== Problem requirements ==
Count how many lines contain the word "dolor". Please give only the number.

== Exercise materials ==
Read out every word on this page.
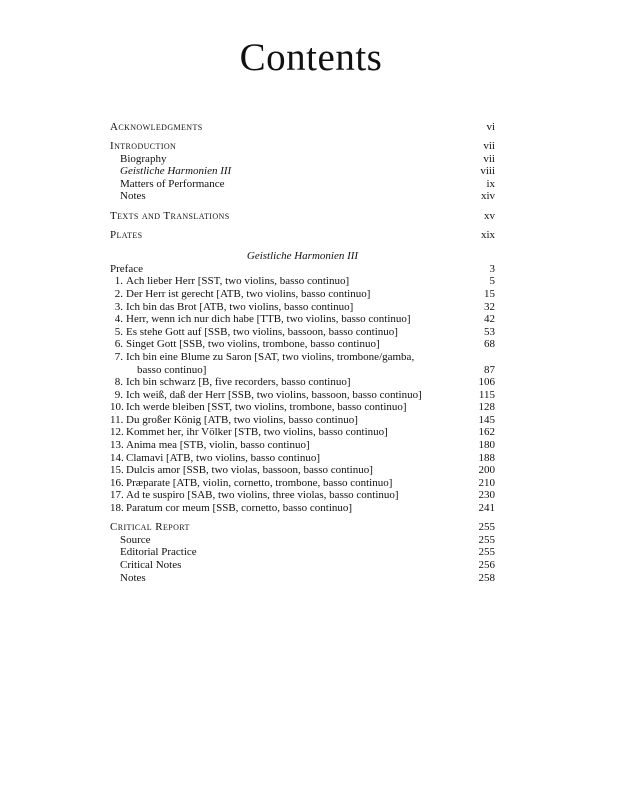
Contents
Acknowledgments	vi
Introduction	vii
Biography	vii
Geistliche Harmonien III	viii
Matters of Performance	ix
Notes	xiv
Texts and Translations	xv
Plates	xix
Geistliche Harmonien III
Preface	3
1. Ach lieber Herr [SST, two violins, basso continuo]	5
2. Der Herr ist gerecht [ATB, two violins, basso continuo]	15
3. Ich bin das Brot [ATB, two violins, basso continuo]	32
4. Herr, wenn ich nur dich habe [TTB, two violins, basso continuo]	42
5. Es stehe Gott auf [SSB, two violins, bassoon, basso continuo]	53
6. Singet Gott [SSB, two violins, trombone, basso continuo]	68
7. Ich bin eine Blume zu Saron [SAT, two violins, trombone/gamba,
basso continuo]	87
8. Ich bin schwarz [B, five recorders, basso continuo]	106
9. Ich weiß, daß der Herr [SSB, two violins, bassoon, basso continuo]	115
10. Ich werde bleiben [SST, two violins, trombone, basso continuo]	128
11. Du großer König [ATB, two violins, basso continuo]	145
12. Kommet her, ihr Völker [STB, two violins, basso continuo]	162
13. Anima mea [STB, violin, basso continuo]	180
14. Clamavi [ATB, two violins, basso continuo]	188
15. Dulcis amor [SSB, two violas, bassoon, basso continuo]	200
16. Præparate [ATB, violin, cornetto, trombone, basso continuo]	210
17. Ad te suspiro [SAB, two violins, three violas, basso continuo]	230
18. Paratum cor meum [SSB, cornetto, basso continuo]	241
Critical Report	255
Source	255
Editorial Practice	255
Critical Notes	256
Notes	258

* * *

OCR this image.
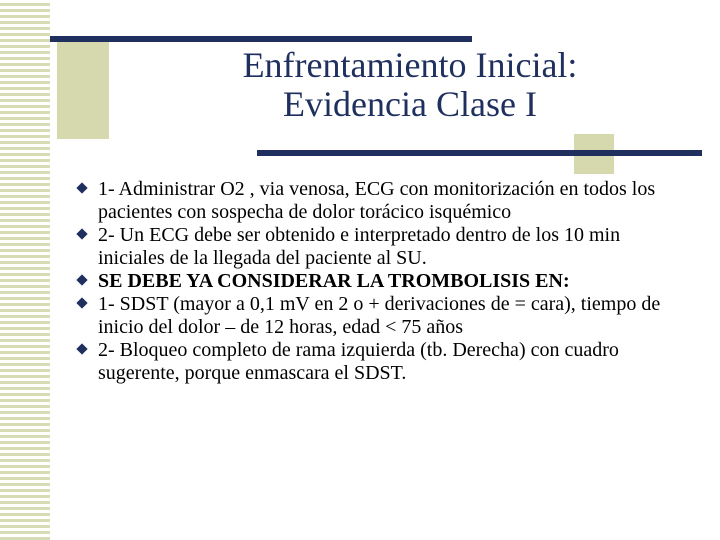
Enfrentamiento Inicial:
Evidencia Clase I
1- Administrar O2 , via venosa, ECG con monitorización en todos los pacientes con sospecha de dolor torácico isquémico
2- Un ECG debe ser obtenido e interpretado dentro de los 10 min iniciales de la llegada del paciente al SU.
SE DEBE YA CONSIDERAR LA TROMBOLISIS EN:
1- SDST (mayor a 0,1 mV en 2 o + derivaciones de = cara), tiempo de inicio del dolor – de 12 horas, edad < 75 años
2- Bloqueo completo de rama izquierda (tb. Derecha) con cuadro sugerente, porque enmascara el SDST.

== Solution to the problem ==
2